Work required -
Read the records below. Copy each line where the string "name" occurs.

○ ○ ○

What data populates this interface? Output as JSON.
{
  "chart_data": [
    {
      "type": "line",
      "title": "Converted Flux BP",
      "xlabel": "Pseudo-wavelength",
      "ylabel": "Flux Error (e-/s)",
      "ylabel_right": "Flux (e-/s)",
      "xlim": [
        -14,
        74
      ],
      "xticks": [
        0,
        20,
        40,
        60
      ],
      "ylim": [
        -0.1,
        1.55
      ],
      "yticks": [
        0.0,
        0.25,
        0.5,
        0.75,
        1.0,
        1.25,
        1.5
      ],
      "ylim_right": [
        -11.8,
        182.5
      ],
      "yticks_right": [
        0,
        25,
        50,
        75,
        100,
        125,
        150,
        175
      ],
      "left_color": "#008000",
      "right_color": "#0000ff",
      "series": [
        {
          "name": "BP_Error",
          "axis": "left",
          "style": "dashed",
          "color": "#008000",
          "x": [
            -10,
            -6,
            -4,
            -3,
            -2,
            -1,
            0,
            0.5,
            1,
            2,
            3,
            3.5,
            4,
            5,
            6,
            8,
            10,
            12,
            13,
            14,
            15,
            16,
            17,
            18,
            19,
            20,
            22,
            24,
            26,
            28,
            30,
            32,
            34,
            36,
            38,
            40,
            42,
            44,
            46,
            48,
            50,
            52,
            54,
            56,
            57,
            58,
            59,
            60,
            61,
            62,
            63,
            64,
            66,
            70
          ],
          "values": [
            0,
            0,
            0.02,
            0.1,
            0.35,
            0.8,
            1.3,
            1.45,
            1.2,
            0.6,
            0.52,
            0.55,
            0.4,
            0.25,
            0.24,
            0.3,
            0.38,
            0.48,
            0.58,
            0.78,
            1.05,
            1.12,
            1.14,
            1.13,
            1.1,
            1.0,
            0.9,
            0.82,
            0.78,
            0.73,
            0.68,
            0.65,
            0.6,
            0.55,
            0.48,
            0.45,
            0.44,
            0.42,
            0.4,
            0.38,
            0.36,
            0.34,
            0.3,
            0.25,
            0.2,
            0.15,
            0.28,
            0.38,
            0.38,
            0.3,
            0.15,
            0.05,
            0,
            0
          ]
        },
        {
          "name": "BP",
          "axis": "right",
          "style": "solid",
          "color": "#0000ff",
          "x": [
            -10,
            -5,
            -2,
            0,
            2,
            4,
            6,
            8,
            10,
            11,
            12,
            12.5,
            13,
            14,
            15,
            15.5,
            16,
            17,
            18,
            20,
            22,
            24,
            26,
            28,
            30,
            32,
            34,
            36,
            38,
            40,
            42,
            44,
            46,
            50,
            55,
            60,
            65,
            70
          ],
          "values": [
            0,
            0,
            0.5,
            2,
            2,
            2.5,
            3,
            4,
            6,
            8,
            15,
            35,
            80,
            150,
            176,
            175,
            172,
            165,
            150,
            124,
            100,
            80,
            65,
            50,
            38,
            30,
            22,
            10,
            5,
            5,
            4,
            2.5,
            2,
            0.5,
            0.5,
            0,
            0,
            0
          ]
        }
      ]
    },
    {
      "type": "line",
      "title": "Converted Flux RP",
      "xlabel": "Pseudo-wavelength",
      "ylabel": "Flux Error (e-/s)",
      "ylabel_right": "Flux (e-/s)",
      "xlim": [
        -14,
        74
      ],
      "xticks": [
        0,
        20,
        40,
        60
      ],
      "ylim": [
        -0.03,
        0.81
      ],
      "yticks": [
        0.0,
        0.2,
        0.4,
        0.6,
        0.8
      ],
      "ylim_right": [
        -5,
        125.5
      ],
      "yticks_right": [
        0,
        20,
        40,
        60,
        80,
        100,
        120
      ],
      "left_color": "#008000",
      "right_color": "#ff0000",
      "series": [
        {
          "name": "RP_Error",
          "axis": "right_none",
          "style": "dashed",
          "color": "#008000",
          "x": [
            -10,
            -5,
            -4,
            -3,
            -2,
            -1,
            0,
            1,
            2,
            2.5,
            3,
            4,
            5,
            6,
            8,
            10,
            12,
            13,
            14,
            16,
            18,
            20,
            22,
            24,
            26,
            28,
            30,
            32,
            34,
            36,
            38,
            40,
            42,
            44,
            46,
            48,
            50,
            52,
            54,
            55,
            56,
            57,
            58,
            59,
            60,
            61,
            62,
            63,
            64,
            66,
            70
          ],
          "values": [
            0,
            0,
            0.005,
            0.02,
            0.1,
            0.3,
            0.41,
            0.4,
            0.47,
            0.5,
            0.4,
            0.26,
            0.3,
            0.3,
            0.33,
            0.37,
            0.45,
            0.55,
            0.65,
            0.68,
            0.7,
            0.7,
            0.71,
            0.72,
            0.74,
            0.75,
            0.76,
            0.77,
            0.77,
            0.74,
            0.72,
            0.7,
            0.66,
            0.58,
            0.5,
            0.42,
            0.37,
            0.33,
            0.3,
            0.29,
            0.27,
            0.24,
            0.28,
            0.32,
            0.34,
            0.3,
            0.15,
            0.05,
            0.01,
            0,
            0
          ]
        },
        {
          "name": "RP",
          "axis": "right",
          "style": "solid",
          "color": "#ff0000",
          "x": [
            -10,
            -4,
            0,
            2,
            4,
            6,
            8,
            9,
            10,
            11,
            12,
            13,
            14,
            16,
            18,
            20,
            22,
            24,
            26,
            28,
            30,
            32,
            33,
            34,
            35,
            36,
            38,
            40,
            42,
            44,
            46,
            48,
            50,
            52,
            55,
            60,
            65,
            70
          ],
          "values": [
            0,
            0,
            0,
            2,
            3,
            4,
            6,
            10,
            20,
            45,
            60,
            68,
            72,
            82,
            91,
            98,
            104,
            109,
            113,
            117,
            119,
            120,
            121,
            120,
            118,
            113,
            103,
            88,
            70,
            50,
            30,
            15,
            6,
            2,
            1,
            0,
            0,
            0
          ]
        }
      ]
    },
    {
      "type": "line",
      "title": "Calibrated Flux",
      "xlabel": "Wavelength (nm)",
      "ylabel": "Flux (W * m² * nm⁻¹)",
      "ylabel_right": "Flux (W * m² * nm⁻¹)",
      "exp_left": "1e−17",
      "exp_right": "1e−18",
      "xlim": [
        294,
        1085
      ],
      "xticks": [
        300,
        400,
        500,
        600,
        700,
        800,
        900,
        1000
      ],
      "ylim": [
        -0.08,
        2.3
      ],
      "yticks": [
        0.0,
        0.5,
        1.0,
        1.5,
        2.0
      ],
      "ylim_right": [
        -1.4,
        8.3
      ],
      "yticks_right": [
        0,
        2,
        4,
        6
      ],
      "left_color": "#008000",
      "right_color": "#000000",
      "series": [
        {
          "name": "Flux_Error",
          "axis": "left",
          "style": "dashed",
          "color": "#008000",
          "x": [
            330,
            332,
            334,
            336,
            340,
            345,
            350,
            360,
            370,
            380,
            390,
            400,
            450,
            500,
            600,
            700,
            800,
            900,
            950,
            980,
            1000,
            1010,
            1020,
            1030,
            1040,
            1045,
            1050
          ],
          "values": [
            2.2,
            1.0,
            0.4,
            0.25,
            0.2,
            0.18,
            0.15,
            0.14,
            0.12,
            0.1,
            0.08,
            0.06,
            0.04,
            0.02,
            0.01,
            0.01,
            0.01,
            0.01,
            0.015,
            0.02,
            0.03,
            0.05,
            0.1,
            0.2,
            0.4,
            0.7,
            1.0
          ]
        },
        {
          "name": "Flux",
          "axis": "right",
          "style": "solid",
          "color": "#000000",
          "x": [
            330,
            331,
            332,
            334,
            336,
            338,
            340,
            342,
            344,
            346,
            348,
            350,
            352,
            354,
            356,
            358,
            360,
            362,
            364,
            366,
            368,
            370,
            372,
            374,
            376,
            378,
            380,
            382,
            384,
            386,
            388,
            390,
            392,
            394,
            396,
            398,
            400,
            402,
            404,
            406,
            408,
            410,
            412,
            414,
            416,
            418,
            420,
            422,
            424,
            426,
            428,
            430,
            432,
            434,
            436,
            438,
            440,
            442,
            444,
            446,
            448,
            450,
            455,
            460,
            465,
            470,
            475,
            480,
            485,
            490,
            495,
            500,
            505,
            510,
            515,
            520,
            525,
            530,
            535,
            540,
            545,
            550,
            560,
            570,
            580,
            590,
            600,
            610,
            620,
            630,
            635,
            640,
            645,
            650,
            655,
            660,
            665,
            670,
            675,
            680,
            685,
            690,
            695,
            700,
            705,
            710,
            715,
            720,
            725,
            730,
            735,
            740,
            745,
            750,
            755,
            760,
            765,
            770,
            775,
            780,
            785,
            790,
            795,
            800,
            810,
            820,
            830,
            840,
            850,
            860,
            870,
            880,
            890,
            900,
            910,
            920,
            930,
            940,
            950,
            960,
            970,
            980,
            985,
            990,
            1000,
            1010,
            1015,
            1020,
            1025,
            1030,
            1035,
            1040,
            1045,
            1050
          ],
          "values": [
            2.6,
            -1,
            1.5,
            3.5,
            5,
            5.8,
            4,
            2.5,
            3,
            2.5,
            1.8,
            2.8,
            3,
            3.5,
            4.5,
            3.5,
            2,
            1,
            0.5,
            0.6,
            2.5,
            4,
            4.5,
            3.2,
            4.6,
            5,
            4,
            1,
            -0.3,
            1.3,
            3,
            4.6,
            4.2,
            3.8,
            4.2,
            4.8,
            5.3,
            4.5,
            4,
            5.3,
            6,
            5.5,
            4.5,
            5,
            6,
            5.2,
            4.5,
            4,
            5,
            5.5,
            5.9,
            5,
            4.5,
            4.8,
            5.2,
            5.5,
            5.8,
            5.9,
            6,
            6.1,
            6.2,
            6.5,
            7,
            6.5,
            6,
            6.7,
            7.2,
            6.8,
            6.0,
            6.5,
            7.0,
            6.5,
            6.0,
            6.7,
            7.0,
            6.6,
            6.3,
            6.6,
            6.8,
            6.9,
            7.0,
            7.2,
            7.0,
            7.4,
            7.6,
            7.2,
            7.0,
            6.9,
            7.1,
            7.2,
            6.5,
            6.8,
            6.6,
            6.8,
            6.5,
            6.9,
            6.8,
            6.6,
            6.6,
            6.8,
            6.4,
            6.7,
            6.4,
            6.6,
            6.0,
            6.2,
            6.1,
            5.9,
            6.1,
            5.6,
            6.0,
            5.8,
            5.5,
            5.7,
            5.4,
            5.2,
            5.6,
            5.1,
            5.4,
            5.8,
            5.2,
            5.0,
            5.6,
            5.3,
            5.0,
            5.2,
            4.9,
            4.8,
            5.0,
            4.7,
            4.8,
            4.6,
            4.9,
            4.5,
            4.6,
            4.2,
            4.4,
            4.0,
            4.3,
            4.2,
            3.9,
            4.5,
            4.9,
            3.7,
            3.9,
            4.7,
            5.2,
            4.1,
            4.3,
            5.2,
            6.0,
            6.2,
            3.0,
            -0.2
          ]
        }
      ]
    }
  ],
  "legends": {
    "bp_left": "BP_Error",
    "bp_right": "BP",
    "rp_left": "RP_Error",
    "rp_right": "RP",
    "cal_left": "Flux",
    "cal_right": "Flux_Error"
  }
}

○ ○ ○

Completed exercise -
          "name": "BP_Error",
          "name": "BP",
          "name": "RP_Error",
          "name": "RP",
          "name": "Flux_Error",
          "name": "Flux",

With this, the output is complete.